**GIVEN TASK**
Track down every line below that holds "مغرب" and copy it.

**MATERIAL PROVIDED**
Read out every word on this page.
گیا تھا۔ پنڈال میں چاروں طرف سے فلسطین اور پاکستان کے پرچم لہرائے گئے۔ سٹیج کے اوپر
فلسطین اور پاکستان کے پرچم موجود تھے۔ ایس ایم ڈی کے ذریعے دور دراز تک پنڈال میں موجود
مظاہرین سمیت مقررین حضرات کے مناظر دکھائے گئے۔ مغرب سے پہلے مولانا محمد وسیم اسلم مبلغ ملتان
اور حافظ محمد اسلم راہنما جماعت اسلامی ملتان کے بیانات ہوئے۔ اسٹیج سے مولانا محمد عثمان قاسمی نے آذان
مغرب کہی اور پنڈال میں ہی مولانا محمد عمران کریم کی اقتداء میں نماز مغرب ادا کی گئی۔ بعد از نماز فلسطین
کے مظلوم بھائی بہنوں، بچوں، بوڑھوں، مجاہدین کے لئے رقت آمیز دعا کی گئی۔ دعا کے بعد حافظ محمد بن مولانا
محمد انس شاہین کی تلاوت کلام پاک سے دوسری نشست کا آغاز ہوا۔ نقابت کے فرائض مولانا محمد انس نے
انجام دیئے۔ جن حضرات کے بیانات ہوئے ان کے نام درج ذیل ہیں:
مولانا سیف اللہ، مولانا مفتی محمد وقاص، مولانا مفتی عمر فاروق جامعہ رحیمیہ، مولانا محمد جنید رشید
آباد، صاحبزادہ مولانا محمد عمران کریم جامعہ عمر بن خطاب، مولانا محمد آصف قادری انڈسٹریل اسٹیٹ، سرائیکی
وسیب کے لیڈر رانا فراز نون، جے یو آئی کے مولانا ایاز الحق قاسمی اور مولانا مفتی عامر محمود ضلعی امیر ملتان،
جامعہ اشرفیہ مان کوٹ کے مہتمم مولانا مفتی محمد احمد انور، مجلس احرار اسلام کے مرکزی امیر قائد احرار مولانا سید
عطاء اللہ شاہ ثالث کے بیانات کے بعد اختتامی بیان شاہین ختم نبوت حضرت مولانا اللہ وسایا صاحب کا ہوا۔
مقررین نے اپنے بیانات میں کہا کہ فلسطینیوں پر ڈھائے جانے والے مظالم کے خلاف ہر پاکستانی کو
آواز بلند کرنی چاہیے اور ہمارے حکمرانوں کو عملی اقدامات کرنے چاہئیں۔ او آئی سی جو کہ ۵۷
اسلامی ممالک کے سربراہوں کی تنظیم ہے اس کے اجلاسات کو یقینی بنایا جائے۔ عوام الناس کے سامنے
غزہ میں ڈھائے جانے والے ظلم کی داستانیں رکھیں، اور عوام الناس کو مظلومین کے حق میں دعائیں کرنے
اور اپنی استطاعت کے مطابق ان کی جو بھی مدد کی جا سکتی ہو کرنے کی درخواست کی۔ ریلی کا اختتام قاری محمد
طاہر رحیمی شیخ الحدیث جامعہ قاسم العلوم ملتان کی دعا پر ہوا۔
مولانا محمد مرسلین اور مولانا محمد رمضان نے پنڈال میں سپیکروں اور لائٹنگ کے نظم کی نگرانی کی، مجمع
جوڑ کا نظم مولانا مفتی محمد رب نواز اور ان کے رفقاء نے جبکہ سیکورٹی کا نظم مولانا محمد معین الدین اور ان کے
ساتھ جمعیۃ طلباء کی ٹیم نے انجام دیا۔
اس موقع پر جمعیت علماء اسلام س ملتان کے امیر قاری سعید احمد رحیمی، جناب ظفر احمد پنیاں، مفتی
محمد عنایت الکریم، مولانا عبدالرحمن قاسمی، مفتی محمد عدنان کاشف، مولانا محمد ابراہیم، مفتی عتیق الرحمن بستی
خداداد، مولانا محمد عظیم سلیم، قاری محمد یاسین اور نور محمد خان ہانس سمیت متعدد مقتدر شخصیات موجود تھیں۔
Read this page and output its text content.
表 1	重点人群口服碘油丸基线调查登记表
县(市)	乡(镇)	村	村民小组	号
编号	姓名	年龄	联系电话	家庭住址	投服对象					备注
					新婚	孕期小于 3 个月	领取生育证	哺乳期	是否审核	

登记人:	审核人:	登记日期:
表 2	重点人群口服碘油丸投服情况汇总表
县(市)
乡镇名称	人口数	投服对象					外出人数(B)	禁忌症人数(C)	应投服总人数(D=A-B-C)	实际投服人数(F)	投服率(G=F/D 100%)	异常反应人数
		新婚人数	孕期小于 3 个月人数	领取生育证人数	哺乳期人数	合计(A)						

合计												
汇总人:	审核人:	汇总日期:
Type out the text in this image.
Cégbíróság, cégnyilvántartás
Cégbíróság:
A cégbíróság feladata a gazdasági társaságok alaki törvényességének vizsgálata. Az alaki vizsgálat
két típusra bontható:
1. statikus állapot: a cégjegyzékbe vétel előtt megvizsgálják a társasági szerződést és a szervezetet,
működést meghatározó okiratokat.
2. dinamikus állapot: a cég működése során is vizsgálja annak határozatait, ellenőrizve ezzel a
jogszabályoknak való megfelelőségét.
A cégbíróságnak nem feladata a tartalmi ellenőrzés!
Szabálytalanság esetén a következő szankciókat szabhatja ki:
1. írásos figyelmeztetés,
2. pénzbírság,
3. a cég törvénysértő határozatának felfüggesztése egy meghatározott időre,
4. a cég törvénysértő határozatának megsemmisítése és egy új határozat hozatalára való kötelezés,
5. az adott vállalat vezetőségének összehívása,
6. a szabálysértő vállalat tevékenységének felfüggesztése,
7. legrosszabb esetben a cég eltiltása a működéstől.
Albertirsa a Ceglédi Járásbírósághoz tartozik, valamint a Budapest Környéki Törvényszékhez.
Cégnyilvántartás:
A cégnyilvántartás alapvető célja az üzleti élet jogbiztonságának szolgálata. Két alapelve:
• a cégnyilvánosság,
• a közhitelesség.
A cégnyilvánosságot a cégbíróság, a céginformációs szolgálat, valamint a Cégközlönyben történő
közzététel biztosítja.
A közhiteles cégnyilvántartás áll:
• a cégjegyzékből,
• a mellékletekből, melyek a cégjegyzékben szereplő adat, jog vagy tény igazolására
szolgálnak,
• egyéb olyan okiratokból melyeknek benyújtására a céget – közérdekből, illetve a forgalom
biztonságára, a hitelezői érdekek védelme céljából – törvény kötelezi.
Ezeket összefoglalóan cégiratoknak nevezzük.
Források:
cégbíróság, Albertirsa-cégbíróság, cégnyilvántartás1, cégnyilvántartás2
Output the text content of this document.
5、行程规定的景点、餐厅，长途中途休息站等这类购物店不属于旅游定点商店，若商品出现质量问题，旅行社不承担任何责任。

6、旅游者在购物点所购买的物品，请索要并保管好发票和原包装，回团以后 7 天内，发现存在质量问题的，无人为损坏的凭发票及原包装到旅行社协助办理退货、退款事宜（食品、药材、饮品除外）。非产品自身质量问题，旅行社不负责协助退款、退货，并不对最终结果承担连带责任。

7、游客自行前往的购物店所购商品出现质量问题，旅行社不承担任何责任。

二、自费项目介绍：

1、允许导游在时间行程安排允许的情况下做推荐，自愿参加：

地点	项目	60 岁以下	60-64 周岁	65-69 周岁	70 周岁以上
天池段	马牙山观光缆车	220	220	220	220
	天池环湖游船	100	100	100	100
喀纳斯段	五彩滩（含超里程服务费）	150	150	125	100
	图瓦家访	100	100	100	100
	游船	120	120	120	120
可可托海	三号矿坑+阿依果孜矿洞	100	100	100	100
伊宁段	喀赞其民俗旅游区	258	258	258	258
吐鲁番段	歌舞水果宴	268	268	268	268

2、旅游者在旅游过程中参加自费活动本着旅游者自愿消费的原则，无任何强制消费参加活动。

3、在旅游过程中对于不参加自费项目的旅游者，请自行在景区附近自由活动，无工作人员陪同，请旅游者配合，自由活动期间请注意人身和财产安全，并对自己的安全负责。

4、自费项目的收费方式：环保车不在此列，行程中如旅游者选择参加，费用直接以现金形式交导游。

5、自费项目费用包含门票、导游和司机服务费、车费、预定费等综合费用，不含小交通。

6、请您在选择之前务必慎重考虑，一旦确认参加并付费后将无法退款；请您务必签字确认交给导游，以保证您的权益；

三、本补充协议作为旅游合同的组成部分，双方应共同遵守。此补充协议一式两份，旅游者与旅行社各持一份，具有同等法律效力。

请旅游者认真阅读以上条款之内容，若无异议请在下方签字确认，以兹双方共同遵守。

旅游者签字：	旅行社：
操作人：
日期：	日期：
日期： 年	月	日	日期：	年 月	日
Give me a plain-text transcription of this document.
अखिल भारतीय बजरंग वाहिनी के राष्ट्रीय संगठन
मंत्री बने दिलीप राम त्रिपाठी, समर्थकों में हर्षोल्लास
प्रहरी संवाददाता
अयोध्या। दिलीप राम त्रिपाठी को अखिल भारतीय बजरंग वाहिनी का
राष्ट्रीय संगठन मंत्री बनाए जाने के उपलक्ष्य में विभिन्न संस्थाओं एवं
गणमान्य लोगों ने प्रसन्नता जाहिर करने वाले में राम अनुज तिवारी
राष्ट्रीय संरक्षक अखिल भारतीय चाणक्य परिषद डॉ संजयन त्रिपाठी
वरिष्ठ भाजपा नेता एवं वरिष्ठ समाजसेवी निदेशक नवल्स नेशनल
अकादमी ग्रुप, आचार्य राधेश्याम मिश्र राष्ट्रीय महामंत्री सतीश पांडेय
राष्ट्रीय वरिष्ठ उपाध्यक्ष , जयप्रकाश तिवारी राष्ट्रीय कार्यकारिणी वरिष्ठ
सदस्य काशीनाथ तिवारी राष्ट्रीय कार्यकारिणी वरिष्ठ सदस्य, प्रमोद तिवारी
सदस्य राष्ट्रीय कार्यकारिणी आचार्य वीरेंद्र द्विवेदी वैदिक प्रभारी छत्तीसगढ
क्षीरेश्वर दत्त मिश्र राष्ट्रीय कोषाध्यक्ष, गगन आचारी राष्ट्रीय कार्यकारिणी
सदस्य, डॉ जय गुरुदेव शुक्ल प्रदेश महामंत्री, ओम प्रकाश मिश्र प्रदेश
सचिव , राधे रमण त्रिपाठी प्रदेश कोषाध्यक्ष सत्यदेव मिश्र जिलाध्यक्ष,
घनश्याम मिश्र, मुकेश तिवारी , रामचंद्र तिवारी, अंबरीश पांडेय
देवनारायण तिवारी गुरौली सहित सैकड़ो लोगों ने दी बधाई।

**EXERCISE ANSWER**
مظاہرین سمیت مقررین حضرات کے مناظر دکھائے گئے۔ مغرب سے پہلے مولانا محمد وسیم اسلم مبلغ ملتان
مغرب کہی اور پنڈال میں ہی مولانا محمد عمران کریم کی اقتداء میں نماز مغرب ادا کی گئی۔ بعد از نماز فلسطین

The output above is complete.